== WORK TO BE COMPLETED ==
Identify the lines that contain the word "JSON", then copy them.

== THE RECORDS ==
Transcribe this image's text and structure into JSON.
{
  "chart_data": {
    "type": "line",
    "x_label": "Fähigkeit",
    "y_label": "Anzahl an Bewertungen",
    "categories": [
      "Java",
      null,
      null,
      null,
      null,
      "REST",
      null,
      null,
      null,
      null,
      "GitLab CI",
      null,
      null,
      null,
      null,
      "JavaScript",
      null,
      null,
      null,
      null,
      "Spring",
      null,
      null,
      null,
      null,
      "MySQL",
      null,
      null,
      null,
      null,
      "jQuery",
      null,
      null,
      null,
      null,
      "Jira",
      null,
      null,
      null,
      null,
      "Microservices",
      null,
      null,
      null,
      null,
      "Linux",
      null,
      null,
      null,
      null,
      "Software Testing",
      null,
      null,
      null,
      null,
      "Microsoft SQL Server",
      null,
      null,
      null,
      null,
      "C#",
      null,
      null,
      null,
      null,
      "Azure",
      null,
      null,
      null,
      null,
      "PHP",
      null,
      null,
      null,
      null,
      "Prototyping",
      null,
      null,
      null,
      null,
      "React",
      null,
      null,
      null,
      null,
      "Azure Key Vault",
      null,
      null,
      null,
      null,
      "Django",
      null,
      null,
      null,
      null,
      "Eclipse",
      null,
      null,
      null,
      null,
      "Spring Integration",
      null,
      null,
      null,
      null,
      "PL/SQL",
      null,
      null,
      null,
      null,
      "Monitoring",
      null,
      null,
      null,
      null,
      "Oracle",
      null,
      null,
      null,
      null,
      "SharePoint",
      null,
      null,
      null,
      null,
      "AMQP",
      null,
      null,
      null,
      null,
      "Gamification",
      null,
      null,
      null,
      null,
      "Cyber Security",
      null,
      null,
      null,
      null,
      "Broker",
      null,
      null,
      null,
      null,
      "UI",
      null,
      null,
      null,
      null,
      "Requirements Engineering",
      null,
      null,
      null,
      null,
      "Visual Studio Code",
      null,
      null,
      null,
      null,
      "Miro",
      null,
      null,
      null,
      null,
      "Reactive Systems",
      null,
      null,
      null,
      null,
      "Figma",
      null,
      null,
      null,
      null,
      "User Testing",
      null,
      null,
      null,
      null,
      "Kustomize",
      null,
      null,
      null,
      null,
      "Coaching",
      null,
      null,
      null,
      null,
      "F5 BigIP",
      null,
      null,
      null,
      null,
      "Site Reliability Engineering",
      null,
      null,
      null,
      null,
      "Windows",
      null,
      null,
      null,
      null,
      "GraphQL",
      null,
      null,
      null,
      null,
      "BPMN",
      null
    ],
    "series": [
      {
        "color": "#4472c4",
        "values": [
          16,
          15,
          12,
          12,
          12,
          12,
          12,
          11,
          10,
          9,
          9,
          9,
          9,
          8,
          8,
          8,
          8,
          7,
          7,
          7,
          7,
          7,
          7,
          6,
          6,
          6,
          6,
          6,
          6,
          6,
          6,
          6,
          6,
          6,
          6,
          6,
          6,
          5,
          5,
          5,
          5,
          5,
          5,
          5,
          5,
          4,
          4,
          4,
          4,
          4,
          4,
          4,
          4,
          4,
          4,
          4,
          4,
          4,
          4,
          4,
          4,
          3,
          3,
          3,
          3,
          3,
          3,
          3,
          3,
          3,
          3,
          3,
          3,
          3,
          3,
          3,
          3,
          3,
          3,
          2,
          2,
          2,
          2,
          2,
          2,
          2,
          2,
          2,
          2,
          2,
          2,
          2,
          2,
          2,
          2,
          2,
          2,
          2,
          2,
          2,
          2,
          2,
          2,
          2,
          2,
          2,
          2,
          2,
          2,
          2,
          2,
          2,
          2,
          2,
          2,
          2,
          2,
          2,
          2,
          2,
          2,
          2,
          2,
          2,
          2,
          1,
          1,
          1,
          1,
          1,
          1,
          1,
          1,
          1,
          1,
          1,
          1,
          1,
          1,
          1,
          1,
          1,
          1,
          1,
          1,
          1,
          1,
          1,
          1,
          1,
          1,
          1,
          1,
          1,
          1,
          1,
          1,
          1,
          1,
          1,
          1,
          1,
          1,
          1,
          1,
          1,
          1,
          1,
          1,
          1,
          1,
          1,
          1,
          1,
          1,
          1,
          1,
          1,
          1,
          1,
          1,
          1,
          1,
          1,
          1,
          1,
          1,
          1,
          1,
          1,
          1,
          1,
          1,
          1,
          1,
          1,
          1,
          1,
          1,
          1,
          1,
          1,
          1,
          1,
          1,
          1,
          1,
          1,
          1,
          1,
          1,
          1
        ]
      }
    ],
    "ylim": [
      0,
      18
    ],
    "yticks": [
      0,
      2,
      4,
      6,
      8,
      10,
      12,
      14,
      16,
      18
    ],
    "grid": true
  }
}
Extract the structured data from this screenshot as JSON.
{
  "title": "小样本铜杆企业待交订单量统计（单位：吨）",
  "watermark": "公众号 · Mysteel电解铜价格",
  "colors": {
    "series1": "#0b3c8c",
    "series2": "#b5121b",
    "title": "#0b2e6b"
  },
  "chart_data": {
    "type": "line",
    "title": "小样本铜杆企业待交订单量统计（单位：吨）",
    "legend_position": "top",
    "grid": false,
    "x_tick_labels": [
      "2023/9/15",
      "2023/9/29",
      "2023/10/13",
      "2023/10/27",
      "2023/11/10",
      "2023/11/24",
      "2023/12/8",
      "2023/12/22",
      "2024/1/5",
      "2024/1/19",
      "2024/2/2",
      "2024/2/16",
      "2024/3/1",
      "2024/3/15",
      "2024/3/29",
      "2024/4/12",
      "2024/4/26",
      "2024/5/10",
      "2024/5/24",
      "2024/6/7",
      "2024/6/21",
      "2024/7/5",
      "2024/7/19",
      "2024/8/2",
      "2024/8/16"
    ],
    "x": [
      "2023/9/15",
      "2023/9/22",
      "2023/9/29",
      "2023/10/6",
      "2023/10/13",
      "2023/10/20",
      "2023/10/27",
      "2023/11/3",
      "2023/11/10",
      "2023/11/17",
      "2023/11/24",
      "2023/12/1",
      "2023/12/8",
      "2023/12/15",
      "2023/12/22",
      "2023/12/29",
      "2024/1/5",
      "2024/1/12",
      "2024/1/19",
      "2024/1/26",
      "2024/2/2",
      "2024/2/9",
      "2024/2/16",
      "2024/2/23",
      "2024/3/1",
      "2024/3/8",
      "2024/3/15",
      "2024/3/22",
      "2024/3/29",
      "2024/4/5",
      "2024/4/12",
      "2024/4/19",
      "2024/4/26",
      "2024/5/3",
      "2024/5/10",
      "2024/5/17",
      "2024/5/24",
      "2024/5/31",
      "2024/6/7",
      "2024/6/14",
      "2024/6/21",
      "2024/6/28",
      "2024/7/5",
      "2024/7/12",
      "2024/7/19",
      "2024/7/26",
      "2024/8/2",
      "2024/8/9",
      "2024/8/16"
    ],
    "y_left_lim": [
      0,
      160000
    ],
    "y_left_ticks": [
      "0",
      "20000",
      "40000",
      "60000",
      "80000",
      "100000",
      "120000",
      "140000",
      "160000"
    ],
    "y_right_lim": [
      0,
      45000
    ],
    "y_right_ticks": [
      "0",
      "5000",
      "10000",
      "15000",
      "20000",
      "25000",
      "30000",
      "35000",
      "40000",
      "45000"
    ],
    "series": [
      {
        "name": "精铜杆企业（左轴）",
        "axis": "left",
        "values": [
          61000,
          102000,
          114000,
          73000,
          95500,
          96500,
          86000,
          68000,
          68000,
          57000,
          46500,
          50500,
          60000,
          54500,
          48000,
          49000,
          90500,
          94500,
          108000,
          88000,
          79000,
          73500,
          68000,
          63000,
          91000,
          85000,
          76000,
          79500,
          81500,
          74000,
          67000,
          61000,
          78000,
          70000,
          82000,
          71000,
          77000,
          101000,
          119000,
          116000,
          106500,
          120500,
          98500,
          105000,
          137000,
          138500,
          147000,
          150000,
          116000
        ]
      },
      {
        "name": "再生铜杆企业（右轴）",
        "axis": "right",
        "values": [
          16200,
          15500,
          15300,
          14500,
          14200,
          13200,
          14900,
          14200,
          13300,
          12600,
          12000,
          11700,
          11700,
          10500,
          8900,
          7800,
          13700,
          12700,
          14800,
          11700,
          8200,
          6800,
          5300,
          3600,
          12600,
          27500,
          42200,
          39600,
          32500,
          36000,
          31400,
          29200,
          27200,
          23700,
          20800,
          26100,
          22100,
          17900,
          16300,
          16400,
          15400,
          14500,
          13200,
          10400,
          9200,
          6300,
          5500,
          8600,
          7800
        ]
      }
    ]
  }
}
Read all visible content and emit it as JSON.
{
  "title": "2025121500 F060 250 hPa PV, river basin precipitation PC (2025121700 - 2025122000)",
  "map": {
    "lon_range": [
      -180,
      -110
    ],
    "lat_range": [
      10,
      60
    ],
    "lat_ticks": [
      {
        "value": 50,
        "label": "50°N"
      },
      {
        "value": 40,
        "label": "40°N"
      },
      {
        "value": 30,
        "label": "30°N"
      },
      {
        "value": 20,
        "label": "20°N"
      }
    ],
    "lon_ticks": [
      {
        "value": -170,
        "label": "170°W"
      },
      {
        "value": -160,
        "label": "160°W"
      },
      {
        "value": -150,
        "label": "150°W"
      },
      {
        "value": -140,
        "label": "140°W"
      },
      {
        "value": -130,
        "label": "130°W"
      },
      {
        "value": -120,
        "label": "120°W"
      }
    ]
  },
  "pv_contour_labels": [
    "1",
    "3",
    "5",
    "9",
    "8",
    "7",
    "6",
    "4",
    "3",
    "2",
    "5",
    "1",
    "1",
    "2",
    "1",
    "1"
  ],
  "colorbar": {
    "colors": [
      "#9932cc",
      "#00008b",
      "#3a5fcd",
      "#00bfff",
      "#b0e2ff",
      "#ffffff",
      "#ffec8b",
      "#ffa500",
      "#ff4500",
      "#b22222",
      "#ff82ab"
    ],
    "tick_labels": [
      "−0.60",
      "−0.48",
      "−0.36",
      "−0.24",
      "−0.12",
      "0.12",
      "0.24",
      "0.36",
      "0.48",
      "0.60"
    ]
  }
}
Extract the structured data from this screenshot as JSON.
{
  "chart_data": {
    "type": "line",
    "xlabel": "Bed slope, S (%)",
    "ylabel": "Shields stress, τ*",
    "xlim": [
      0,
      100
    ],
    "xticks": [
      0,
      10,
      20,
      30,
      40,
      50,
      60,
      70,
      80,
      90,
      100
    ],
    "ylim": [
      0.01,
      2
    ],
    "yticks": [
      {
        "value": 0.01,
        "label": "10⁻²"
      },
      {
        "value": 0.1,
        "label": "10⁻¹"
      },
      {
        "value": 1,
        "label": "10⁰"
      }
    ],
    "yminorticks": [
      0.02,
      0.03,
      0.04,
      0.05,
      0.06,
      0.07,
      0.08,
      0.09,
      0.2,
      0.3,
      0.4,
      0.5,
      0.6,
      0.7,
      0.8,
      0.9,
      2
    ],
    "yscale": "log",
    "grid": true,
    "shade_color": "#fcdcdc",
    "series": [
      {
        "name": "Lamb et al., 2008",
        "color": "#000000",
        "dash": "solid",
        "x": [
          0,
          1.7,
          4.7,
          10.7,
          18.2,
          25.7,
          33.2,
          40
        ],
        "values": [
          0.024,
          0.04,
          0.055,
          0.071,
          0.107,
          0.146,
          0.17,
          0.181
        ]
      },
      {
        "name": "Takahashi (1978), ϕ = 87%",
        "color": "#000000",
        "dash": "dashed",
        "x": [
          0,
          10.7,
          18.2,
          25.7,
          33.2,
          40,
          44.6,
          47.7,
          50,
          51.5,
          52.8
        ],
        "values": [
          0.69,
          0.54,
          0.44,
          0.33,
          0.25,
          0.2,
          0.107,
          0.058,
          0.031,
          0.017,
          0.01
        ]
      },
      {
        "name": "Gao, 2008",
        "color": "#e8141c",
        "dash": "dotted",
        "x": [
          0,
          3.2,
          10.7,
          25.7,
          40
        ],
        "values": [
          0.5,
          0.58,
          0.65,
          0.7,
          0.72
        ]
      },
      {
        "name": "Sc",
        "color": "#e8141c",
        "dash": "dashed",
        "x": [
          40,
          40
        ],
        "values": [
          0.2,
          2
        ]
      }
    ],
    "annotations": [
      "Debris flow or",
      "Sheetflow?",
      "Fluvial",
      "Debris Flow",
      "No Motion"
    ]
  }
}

== SOLUTION ==
Transcribe this image's text and structure into JSON.
Extract the structured data from this screenshot as JSON.
Read all visible content and emit it as JSON.
Extract the structured data from this screenshot as JSON.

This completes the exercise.